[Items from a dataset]
============
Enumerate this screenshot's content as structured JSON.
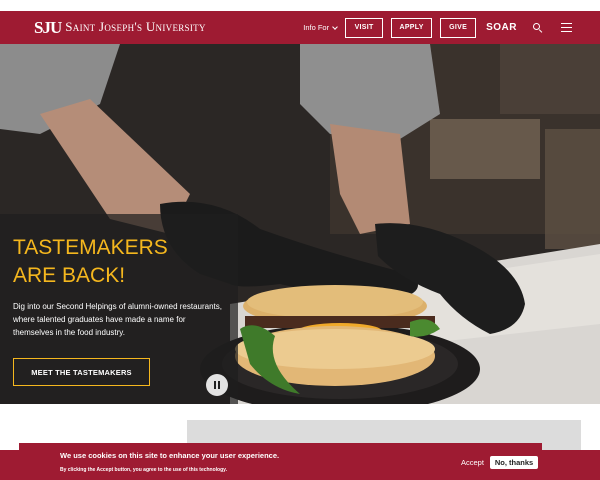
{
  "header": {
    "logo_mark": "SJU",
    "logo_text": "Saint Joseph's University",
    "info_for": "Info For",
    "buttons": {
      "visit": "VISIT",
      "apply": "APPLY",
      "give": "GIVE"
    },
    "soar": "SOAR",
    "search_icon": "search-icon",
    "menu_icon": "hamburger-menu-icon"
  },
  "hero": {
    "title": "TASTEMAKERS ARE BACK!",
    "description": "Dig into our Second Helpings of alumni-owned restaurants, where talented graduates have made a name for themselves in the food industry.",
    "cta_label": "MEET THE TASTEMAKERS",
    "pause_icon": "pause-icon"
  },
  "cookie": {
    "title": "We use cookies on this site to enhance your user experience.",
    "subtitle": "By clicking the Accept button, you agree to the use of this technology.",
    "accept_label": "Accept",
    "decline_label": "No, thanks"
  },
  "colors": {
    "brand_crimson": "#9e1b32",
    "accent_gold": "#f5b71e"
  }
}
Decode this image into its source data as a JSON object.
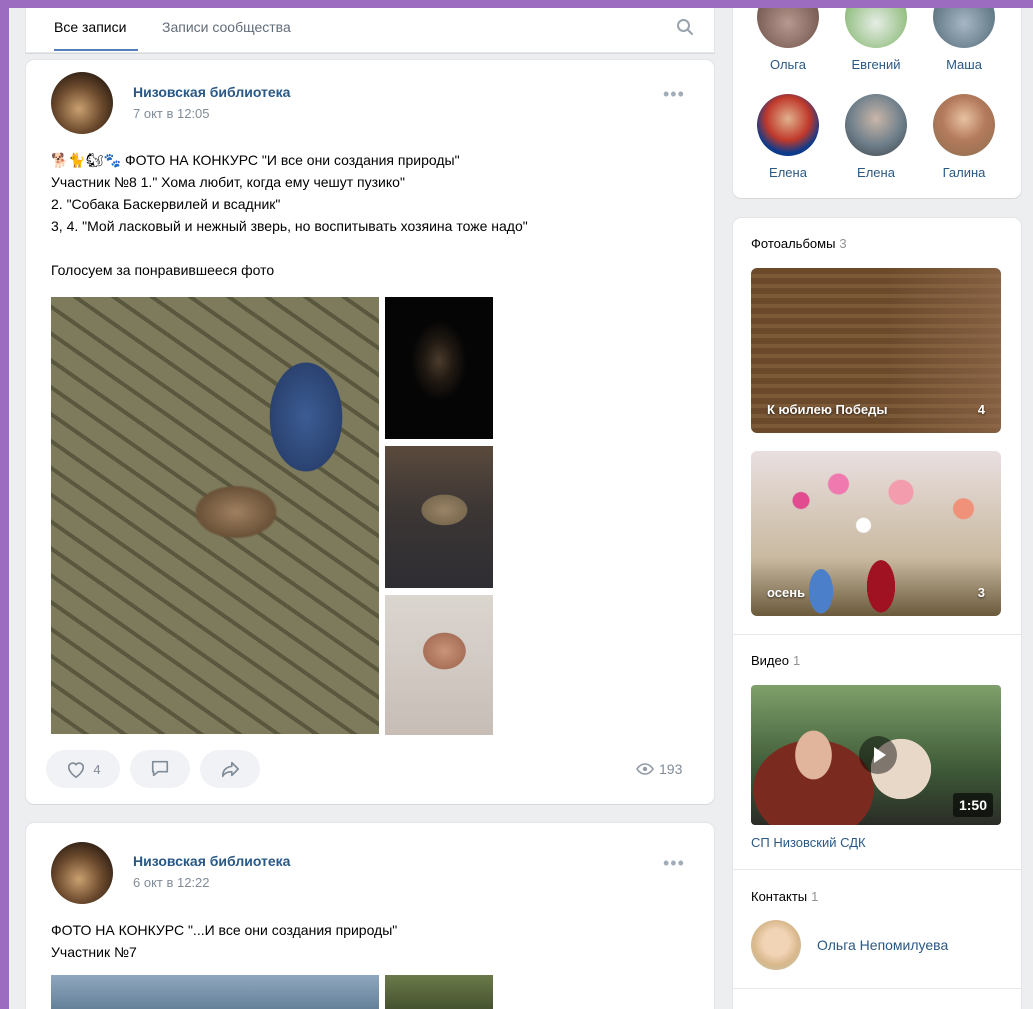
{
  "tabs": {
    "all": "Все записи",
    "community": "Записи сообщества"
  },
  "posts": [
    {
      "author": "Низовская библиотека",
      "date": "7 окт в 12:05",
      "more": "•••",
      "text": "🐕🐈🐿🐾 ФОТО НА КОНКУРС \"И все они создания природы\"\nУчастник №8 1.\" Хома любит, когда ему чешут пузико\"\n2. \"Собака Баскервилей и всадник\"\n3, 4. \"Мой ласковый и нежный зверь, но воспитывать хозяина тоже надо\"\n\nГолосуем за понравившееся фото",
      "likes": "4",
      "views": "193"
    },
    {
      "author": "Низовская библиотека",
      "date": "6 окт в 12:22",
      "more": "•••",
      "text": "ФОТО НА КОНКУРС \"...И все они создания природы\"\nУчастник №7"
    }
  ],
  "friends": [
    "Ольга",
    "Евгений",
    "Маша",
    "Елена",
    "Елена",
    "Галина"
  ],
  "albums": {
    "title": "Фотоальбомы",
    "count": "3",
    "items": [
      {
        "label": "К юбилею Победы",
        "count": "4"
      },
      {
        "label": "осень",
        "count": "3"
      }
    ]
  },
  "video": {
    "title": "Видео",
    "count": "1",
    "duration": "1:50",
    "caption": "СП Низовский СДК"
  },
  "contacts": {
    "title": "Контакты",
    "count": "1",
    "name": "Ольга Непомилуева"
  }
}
============
What is needed:
The lines to write out run from the one containing "Decode this image" through the final line of the material above, both included; write them out exactly, with no pictures.

Worked solution:
Decode this image into its source data as a JSON object.
{
  "tabs": {
    "all": "Все записи",
    "community": "Записи сообщества"
  },
  "posts": [
    {
      "author": "Низовская библиотека",
      "date": "7 окт в 12:05",
      "more": "•••",
      "text": "🐕🐈🐿🐾 ФОТО НА КОНКУРС \"И все они создания природы\"\nУчастник №8 1.\" Хома любит, когда ему чешут пузико\"\n2. \"Собака Баскервилей и всадник\"\n3, 4. \"Мой ласковый и нежный зверь, но воспитывать хозяина тоже надо\"\n\nГолосуем за понравившееся фото",
      "likes": "4",
      "views": "193"
    },
    {
      "author": "Низовская библиотека",
      "date": "6 окт в 12:22",
      "more": "•••",
      "text": "ФОТО НА КОНКУРС \"...И все они создания природы\"\nУчастник №7"
    }
  ],
  "friends": [
    "Ольга",
    "Евгений",
    "Маша",
    "Елена",
    "Елена",
    "Галина"
  ],
  "albums": {
    "title": "Фотоальбомы",
    "count": "3",
    "items": [
      {
        "label": "К юбилею Победы",
        "count": "4"
      },
      {
        "label": "осень",
        "count": "3"
      }
    ]
  },
  "video": {
    "title": "Видео",
    "count": "1",
    "duration": "1:50",
    "caption": "СП Низовский СДК"
  },
  "contacts": {
    "title": "Контакты",
    "count": "1",
    "name": "Ольга Непомилуева"
  }
}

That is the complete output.